* _Record excerpts_:
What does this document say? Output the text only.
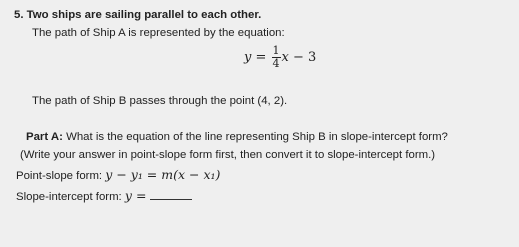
5. Two ships are sailing parallel to each other.
The path of Ship A is represented by the equation:
$y = \frac{1}{4}$ x − 3
The path of Ship B passes through the point (4, 2).
Part A: What is the equation of the line representing Ship B in slope-intercept form?
(Write your answer in point-slope form first, then convert it to slope-intercept form.)
Point-slope form: y − y₁ = m(x − x₁)
Slope-intercept form: y =
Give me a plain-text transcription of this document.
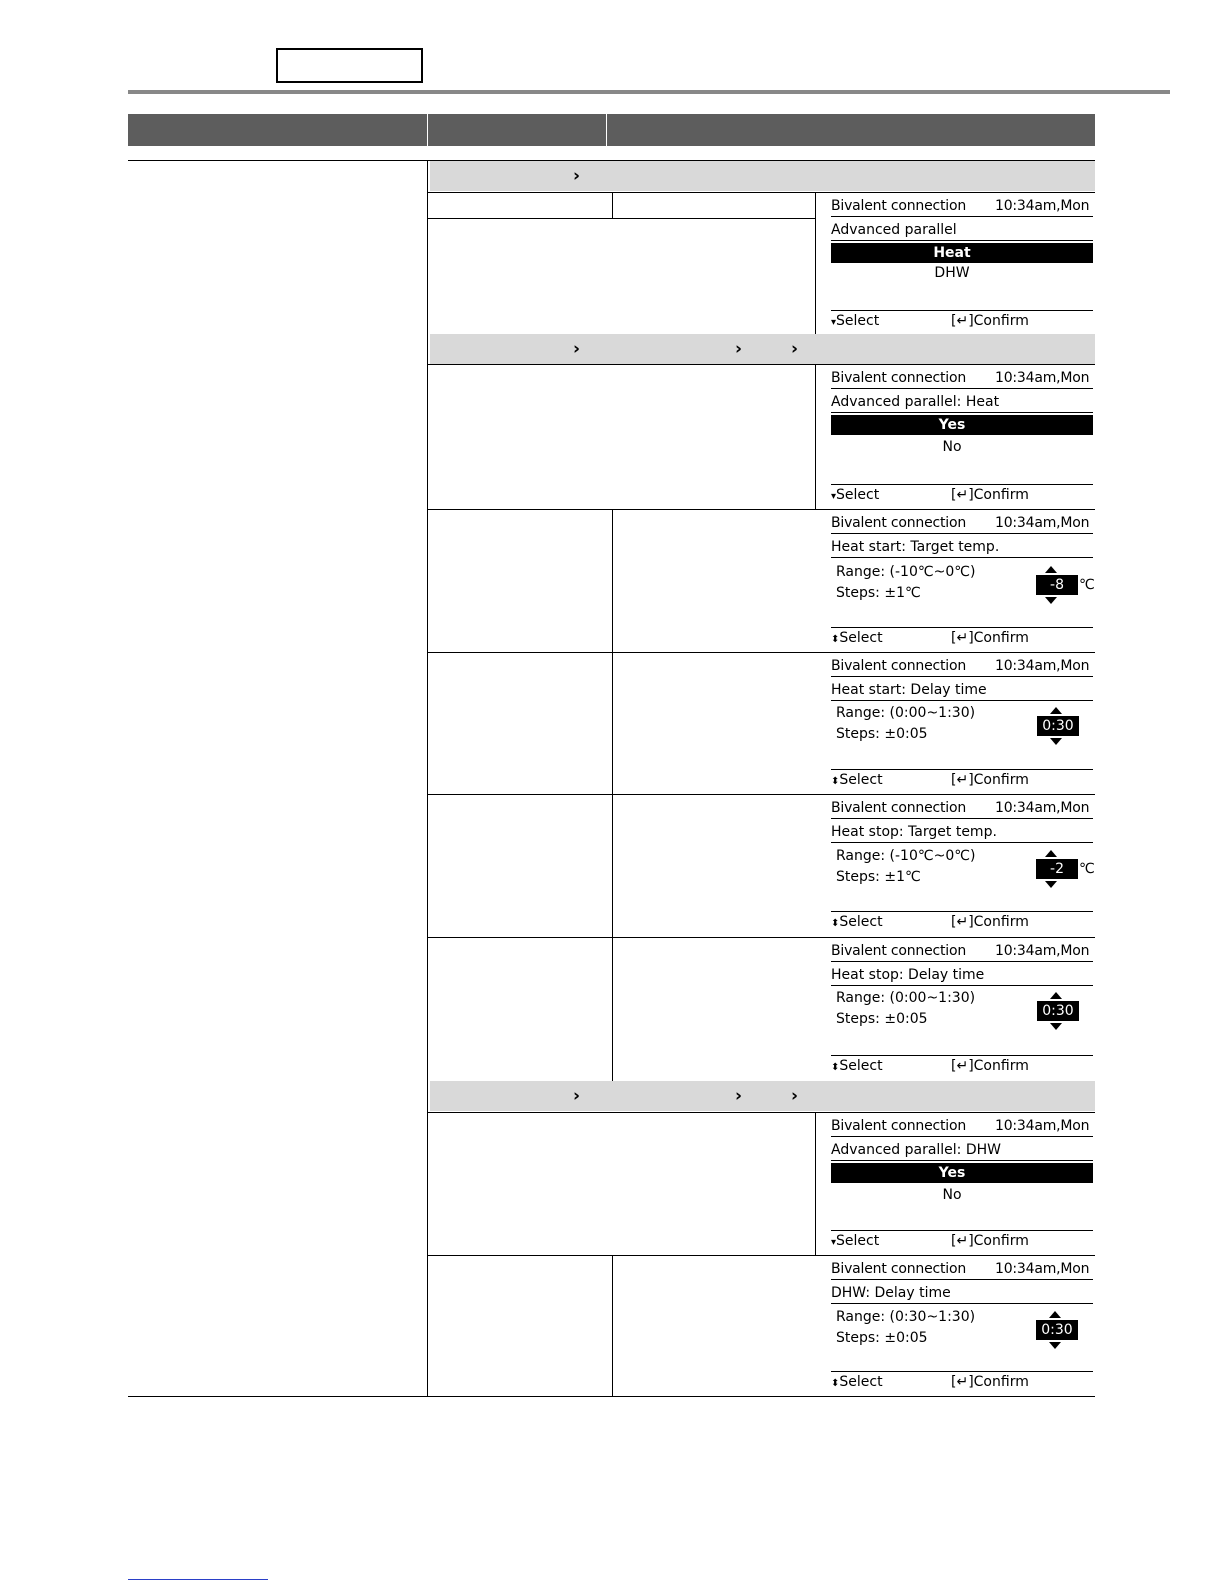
›
›	›	›
›	›	›
Bivalent connection 10:34am,Mon
Advanced parallel
Heat
DHW
▾Select	[↵]Confirm
Bivalent connection 10:34am,Mon
Advanced parallel: Heat
Yes
No
▾Select	[↵]Confirm
Bivalent connection 10:34am,Mon
Heat start: Target temp.
Range: (-10℃~0℃)
Steps: ±1℃	-8	℃
⬍Select	[↵]Confirm
Bivalent connection 10:34am,Mon
Heat start: Delay time
Range: (0:00~1:30)
Steps: ±0:05	0:30
⬍Select	[↵]Confirm
Bivalent connection 10:34am,Mon
Heat stop: Target temp.
Range: (-10℃~0℃)
Steps: ±1℃	-2	℃
⬍Select	[↵]Confirm
Bivalent connection 10:34am,Mon
Heat stop: Delay time
Range: (0:00~1:30)
Steps: ±0:05	0:30
⬍Select	[↵]Confirm
Bivalent connection 10:34am,Mon
Advanced parallel: DHW
Yes
No
▾Select	[↵]Confirm
Bivalent connection 10:34am,Mon
DHW: Delay time
Range: (0:30~1:30)
Steps: ±0:05	0:30
⬍Select	[↵]Confirm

* _Exercise details_:
Quote all the lines above exactly as given. Do not include the pictures.

* _Final result_:
What does this document say? Output the text only.
5. Two ships are sailing parallel to each other.
The path of Ship A is represented by the equation:
$y = \frac{1}{4}$ x − 3
The path of Ship B passes through the point (4, 2).
Part A: What is the equation of the line representing Ship B in slope-intercept form?
(Write your answer in point-slope form first, then convert it to slope-intercept form.)
Point-slope form: y − y₁ = m(x − x₁)
Slope-intercept form: y =
Give me a plain-text transcription of this document.
›
›	›	›
›	›	›
Bivalent connection 10:34am,Mon
Advanced parallel
Heat
DHW
▾Select	[↵]Confirm
Bivalent connection 10:34am,Mon
Advanced parallel: Heat
Yes
No
▾Select	[↵]Confirm
Bivalent connection 10:34am,Mon
Heat start: Target temp.
Range: (-10℃~0℃)
Steps: ±1℃	-8	℃
⬍Select	[↵]Confirm
Bivalent connection 10:34am,Mon
Heat start: Delay time
Range: (0:00~1:30)
Steps: ±0:05	0:30
⬍Select	[↵]Confirm
Bivalent connection 10:34am,Mon
Heat stop: Target temp.
Range: (-10℃~0℃)
Steps: ±1℃	-2	℃
⬍Select	[↵]Confirm
Bivalent connection 10:34am,Mon
Heat stop: Delay time
Range: (0:00~1:30)
Steps: ±0:05	0:30
⬍Select	[↵]Confirm
Bivalent connection 10:34am,Mon
Advanced parallel: DHW
Yes
No
▾Select	[↵]Confirm
Bivalent connection 10:34am,Mon
DHW: Delay time
Range: (0:30~1:30)
Steps: ±0:05	0:30
⬍Select	[↵]Confirm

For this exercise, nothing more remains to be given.